Work required:
Note each line of the listing that contains the string "JSON", and copy it.
------------------------------------------------------------
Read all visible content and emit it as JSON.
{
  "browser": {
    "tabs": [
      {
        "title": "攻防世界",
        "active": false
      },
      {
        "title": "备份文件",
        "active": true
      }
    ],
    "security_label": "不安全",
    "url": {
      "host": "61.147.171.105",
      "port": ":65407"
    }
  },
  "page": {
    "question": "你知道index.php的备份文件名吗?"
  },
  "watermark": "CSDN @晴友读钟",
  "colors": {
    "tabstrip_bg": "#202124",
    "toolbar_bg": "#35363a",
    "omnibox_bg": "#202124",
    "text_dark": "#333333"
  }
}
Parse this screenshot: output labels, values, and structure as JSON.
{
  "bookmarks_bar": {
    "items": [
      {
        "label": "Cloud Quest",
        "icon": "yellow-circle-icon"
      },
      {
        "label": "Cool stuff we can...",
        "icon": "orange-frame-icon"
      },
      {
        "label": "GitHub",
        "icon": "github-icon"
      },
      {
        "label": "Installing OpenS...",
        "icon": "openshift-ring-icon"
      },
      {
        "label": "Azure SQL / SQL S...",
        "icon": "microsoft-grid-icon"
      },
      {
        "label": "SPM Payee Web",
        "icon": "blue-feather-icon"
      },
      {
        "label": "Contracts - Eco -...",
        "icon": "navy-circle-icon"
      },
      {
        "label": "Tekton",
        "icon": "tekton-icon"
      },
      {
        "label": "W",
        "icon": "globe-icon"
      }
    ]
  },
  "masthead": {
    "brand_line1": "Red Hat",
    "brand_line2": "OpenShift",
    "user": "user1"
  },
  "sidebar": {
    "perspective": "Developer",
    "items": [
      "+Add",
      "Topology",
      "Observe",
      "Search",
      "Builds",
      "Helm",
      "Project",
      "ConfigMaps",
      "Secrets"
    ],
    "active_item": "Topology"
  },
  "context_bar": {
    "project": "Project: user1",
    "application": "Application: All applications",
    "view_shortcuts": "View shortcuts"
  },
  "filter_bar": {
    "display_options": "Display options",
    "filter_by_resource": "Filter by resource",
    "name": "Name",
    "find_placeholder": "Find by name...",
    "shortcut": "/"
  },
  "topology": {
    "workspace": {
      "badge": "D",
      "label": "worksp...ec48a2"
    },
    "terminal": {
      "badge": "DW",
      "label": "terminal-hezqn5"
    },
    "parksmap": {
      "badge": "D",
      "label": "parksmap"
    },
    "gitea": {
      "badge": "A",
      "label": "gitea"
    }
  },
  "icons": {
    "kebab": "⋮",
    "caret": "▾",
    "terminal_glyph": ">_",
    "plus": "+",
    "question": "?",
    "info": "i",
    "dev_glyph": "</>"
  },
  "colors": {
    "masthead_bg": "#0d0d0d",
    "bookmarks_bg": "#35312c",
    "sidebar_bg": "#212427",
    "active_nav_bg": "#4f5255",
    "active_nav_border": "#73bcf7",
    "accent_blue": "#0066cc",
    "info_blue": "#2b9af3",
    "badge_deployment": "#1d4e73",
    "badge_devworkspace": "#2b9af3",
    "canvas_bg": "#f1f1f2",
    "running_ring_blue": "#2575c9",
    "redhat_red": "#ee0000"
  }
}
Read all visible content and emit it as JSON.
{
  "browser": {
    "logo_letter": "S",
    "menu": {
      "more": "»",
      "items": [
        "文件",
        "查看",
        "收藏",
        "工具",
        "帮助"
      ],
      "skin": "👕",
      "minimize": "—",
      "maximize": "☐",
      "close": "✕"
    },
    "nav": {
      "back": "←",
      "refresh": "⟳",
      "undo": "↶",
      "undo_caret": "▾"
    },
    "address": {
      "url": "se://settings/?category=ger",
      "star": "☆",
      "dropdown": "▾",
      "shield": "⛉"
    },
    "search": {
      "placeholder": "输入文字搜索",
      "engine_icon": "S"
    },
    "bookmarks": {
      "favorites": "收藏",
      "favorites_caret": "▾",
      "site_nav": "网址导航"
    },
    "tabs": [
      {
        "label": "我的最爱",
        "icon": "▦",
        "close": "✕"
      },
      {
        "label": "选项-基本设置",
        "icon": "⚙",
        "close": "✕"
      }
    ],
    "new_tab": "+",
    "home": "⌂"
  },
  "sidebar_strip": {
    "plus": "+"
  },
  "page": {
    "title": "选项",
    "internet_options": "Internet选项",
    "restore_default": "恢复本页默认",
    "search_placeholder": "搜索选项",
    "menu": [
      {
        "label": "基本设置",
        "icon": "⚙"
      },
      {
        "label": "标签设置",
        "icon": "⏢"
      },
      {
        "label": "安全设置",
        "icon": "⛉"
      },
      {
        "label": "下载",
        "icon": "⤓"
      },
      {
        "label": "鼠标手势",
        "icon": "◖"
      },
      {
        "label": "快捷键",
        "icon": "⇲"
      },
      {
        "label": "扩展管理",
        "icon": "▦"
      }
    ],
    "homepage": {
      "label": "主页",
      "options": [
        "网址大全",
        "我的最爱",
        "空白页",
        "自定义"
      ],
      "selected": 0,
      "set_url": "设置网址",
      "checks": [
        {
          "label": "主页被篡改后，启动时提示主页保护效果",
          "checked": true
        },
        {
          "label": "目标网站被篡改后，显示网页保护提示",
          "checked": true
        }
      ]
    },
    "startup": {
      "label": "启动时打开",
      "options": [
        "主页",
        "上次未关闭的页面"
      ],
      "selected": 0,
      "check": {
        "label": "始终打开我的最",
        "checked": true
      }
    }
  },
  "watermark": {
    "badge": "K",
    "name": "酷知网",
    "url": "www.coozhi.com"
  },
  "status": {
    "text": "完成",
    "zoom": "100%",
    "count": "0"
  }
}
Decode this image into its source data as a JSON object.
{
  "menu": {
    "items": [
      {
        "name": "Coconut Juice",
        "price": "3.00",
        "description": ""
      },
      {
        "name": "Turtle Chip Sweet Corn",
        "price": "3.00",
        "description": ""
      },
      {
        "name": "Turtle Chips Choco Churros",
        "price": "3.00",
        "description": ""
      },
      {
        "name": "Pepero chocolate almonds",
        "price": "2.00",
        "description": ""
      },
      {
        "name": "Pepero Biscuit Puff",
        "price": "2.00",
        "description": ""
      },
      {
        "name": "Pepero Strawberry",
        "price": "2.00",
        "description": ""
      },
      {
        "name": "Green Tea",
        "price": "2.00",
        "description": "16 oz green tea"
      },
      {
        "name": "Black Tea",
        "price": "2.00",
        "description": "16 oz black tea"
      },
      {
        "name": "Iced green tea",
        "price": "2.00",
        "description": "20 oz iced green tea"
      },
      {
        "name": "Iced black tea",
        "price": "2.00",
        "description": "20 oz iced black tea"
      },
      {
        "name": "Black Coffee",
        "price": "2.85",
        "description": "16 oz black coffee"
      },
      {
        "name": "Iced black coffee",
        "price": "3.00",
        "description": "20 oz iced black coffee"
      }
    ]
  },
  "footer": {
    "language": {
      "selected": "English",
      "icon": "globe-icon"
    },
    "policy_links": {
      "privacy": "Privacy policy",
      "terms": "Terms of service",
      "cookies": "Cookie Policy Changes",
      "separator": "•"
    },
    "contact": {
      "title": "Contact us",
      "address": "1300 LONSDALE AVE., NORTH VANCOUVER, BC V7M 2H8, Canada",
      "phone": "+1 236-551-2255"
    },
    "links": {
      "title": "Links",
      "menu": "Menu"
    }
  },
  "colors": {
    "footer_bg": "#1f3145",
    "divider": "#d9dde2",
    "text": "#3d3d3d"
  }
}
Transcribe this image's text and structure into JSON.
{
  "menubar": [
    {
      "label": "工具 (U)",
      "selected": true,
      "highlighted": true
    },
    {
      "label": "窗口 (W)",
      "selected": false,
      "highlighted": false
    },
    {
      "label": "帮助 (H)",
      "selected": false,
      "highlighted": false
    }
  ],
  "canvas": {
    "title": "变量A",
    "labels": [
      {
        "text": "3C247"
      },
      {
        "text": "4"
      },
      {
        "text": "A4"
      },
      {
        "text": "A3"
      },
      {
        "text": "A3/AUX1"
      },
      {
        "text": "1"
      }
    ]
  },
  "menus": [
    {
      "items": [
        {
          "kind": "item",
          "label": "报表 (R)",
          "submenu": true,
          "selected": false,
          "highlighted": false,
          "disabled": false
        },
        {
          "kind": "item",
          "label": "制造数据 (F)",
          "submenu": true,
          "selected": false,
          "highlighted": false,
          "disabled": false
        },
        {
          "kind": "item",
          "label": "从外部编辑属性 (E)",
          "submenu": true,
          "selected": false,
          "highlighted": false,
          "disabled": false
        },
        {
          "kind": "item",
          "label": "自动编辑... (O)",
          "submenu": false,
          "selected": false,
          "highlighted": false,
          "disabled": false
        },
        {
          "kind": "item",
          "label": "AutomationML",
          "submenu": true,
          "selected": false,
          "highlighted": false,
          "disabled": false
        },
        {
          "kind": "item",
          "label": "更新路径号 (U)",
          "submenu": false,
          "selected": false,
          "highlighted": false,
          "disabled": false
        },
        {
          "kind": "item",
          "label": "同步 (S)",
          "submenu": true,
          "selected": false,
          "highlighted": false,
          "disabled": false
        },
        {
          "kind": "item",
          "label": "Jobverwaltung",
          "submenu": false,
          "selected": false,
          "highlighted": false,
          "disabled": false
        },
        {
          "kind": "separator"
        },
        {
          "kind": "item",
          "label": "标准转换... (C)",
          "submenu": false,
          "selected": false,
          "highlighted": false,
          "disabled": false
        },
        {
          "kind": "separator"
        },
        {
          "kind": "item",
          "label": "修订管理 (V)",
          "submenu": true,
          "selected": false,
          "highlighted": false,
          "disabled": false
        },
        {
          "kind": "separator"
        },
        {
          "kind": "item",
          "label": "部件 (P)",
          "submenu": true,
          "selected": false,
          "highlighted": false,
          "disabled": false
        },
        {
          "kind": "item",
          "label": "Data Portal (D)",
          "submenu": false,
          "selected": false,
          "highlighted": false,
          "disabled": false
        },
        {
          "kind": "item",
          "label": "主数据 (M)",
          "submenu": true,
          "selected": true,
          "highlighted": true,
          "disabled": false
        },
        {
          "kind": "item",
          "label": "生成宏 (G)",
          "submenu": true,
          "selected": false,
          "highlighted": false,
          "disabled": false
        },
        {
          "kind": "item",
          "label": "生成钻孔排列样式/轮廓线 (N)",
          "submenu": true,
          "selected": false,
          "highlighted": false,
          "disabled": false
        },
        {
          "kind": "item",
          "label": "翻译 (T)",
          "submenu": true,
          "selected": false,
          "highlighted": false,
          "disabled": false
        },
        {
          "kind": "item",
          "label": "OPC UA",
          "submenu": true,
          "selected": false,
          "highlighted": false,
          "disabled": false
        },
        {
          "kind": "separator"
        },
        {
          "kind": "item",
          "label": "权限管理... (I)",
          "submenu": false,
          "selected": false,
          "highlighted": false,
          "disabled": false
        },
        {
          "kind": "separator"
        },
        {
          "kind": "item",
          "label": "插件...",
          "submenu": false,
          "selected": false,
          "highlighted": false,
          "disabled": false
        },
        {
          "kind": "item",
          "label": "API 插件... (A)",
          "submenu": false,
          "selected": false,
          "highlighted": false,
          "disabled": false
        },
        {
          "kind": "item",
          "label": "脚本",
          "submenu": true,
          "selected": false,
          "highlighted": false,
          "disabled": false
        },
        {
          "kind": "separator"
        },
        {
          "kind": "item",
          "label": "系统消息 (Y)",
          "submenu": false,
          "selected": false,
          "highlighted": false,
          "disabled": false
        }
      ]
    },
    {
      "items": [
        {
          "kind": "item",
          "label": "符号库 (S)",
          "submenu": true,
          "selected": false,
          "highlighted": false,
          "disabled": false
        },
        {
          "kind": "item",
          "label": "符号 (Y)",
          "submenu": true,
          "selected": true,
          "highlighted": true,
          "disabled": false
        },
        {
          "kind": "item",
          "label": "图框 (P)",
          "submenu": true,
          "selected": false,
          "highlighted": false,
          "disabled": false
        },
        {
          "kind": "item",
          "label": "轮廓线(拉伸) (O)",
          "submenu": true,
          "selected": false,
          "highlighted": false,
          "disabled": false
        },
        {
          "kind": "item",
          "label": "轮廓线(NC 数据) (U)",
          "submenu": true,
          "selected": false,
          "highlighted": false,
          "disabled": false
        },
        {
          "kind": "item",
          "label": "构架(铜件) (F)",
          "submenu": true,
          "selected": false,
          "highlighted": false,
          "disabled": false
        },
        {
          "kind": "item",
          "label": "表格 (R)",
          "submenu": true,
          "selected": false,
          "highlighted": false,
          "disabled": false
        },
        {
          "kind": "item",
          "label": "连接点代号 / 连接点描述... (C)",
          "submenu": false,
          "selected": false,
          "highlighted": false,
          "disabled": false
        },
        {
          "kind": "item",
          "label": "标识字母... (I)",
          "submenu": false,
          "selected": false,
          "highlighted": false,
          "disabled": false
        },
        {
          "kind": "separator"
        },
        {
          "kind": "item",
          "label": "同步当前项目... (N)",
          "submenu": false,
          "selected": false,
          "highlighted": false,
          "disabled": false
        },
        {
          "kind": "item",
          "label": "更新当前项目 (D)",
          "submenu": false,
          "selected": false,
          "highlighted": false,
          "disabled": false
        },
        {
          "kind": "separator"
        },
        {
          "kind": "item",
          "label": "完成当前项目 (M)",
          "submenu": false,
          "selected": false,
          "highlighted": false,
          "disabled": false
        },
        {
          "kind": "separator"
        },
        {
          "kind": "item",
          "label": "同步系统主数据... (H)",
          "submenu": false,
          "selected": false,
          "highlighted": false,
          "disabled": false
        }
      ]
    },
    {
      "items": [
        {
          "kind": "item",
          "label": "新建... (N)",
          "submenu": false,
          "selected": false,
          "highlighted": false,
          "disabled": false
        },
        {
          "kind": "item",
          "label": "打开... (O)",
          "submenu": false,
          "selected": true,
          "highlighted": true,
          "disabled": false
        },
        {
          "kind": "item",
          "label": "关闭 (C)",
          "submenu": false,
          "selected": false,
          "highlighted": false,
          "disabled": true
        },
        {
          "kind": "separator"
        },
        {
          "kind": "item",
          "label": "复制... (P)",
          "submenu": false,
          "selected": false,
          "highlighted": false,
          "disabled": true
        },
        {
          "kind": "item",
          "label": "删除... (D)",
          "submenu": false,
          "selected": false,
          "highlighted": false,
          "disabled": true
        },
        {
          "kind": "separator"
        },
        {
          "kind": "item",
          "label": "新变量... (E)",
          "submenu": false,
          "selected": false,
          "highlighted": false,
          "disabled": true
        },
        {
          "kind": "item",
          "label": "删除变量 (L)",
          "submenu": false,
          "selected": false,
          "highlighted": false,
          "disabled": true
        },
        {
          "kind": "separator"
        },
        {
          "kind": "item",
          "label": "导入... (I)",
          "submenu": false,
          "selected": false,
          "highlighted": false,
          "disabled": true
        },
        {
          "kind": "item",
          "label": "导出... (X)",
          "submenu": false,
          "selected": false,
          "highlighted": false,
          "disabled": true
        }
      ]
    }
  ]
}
------------------------------------------------------------
Answer to this problem:
Read all visible content and emit it as JSON.
Parse this screenshot: output labels, values, and structure as JSON.
Read all visible content and emit it as JSON.
Decode this image into its source data as a JSON object.
Transcribe this image's text and structure into JSON.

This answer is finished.